**EXERCISE DIRECTIONS:** Restate the records in their entirety, word for word.

**Dataset entries on figures:**
————
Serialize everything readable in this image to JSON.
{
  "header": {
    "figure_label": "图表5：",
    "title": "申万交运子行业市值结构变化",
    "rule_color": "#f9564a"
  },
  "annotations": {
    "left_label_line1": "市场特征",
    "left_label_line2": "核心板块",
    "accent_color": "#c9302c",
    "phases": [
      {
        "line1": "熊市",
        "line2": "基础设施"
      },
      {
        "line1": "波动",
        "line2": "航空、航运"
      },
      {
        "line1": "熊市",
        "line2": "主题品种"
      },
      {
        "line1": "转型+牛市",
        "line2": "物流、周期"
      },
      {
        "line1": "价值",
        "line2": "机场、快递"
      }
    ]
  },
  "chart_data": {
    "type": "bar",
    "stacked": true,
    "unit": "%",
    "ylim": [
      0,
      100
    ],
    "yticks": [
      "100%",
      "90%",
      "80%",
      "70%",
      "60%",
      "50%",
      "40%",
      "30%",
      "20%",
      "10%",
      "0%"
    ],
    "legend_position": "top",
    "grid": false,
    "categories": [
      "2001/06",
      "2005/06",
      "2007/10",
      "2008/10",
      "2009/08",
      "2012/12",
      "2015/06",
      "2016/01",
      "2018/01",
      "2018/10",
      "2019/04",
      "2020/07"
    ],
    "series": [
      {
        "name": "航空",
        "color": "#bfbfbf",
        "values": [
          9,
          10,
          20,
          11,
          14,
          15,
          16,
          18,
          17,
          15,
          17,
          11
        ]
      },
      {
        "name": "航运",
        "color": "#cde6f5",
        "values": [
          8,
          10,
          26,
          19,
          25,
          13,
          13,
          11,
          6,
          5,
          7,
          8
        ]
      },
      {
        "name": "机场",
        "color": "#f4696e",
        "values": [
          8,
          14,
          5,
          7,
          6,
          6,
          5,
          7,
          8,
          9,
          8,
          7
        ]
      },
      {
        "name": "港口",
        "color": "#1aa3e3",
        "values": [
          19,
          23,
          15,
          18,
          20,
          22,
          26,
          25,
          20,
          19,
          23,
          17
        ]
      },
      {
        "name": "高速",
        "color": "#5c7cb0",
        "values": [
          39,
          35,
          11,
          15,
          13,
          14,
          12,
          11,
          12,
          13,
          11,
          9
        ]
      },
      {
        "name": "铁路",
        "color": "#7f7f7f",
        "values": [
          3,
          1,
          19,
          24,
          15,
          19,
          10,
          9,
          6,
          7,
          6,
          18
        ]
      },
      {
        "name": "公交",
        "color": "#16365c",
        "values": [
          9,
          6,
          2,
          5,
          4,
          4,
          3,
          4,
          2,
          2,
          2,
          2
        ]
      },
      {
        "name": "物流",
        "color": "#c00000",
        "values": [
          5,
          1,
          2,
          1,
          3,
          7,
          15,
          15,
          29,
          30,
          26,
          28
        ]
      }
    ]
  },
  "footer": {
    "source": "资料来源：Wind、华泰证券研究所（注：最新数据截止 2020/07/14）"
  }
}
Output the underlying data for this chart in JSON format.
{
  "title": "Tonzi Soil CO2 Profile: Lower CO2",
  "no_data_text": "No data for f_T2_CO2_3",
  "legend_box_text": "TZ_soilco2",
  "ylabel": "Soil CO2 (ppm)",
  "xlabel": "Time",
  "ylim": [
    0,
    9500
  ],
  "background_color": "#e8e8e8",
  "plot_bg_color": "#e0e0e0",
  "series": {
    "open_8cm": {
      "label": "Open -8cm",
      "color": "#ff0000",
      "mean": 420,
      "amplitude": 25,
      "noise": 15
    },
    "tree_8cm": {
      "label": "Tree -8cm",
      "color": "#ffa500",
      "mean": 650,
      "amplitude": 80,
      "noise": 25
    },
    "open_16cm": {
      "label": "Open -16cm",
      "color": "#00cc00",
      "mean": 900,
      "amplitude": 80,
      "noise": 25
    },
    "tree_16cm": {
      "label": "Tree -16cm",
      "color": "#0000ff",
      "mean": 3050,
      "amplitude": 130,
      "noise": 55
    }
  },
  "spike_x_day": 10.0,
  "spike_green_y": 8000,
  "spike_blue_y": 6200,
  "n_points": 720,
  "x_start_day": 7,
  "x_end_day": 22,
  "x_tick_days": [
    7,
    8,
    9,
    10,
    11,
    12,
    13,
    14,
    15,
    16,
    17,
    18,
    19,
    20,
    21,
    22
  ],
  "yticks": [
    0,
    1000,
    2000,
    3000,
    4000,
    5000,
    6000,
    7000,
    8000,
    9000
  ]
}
————
**FINAL ANSWER:**
Serialize everything readable in this image to JSON.
{
  "header": {
    "figure_label": "图表5：",
    "title": "申万交运子行业市值结构变化",
    "rule_color": "#f9564a"
  },
  "annotations": {
    "left_label_line1": "市场特征",
    "left_label_line2": "核心板块",
    "accent_color": "#c9302c",
    "phases": [
      {
        "line1": "熊市",
        "line2": "基础设施"
      },
      {
        "line1": "波动",
        "line2": "航空、航运"
      },
      {
        "line1": "熊市",
        "line2": "主题品种"
      },
      {
        "line1": "转型+牛市",
        "line2": "物流、周期"
      },
      {
        "line1": "价值",
        "line2": "机场、快递"
      }
    ]
  },
  "chart_data": {
    "type": "bar",
    "stacked": true,
    "unit": "%",
    "ylim": [
      0,
      100
    ],
    "yticks": [
      "100%",
      "90%",
      "80%",
      "70%",
      "60%",
      "50%",
      "40%",
      "30%",
      "20%",
      "10%",
      "0%"
    ],
    "legend_position": "top",
    "grid": false,
    "categories": [
      "2001/06",
      "2005/06",
      "2007/10",
      "2008/10",
      "2009/08",
      "2012/12",
      "2015/06",
      "2016/01",
      "2018/01",
      "2018/10",
      "2019/04",
      "2020/07"
    ],
    "series": [
      {
        "name": "航空",
        "color": "#bfbfbf",
        "values": [
          9,
          10,
          20,
          11,
          14,
          15,
          16,
          18,
          17,
          15,
          17,
          11
        ]
      },
      {
        "name": "航运",
        "color": "#cde6f5",
        "values": [
          8,
          10,
          26,
          19,
          25,
          13,
          13,
          11,
          6,
          5,
          7,
          8
        ]
      },
      {
        "name": "机场",
        "color": "#f4696e",
        "values": [
          8,
          14,
          5,
          7,
          6,
          6,
          5,
          7,
          8,
          9,
          8,
          7
        ]
      },
      {
        "name": "港口",
        "color": "#1aa3e3",
        "values": [
          19,
          23,
          15,
          18,
          20,
          22,
          26,
          25,
          20,
          19,
          23,
          17
        ]
      },
      {
        "name": "高速",
        "color": "#5c7cb0",
        "values": [
          39,
          35,
          11,
          15,
          13,
          14,
          12,
          11,
          12,
          13,
          11,
          9
        ]
      },
      {
        "name": "铁路",
        "color": "#7f7f7f",
        "values": [
          3,
          1,
          19,
          24,
          15,
          19,
          10,
          9,
          6,
          7,
          6,
          18
        ]
      },
      {
        "name": "公交",
        "color": "#16365c",
        "values": [
          9,
          6,
          2,
          5,
          4,
          4,
          3,
          4,
          2,
          2,
          2,
          2
        ]
      },
      {
        "name": "物流",
        "color": "#c00000",
        "values": [
          5,
          1,
          2,
          1,
          3,
          7,
          15,
          15,
          29,
          30,
          26,
          28
        ]
      }
    ]
  },
  "footer": {
    "source": "资料来源：Wind、华泰证券研究所（注：最新数据截止 2020/07/14）"
  }
}
Output the underlying data for this chart in JSON format.
{
  "title": "Tonzi Soil CO2 Profile: Lower CO2",
  "no_data_text": "No data for f_T2_CO2_3",
  "legend_box_text": "TZ_soilco2",
  "ylabel": "Soil CO2 (ppm)",
  "xlabel": "Time",
  "ylim": [
    0,
    9500
  ],
  "background_color": "#e8e8e8",
  "plot_bg_color": "#e0e0e0",
  "series": {
    "open_8cm": {
      "label": "Open -8cm",
      "color": "#ff0000",
      "mean": 420,
      "amplitude": 25,
      "noise": 15
    },
    "tree_8cm": {
      "label": "Tree -8cm",
      "color": "#ffa500",
      "mean": 650,
      "amplitude": 80,
      "noise": 25
    },
    "open_16cm": {
      "label": "Open -16cm",
      "color": "#00cc00",
      "mean": 900,
      "amplitude": 80,
      "noise": 25
    },
    "tree_16cm": {
      "label": "Tree -16cm",
      "color": "#0000ff",
      "mean": 3050,
      "amplitude": 130,
      "noise": 55
    }
  },
  "spike_x_day": 10.0,
  "spike_green_y": 8000,
  "spike_blue_y": 6200,
  "n_points": 720,
  "x_start_day": 7,
  "x_end_day": 22,
  "x_tick_days": [
    7,
    8,
    9,
    10,
    11,
    12,
    13,
    14,
    15,
    16,
    17,
    18,
    19,
    20,
    21,
    22
  ],
  "yticks": [
    0,
    1000,
    2000,
    3000,
    4000,
    5000,
    6000,
    7000,
    8000,
    9000
  ]
}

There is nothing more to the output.